### To do
How many lines of these records hold the string "zasady"? Reply with the number alone.

### Recorded information
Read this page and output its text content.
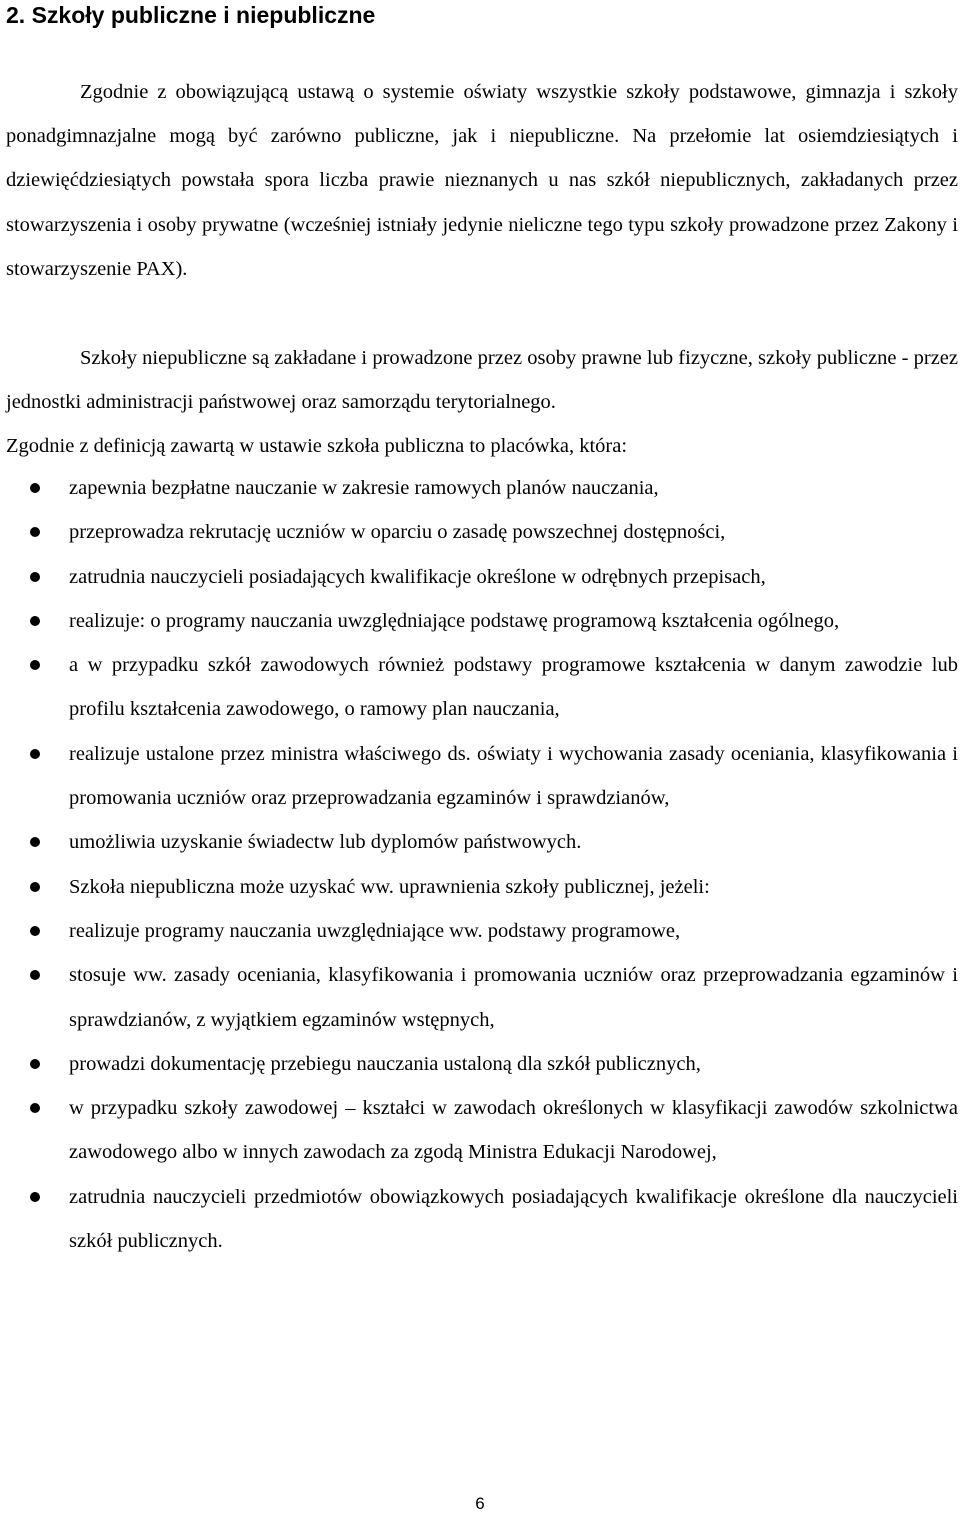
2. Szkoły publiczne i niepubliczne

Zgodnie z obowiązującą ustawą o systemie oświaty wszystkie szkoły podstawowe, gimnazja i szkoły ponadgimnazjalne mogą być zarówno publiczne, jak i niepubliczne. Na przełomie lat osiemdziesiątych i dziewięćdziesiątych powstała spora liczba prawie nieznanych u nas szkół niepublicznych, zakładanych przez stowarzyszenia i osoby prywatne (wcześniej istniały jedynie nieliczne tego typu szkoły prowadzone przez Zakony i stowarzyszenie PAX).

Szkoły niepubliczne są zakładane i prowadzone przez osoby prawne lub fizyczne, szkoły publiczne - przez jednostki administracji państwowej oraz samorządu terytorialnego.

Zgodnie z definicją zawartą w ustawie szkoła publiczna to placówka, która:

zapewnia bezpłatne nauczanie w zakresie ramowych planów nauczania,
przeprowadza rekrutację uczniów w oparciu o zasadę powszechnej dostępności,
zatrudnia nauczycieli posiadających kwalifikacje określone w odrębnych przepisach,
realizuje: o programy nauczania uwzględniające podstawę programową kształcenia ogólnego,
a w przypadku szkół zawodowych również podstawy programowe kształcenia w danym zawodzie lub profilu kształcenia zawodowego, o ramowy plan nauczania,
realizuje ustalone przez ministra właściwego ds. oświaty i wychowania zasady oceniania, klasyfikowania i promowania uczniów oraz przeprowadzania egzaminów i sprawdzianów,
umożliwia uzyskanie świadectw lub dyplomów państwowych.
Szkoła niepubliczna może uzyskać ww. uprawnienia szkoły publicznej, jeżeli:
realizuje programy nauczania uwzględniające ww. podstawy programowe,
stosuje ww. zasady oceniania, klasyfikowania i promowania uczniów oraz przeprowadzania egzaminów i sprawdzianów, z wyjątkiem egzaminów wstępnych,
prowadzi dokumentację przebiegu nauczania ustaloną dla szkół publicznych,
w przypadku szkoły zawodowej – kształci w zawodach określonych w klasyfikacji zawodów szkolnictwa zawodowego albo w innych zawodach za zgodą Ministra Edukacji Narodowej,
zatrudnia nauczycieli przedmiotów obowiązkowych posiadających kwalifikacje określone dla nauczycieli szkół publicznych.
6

### Task answer
2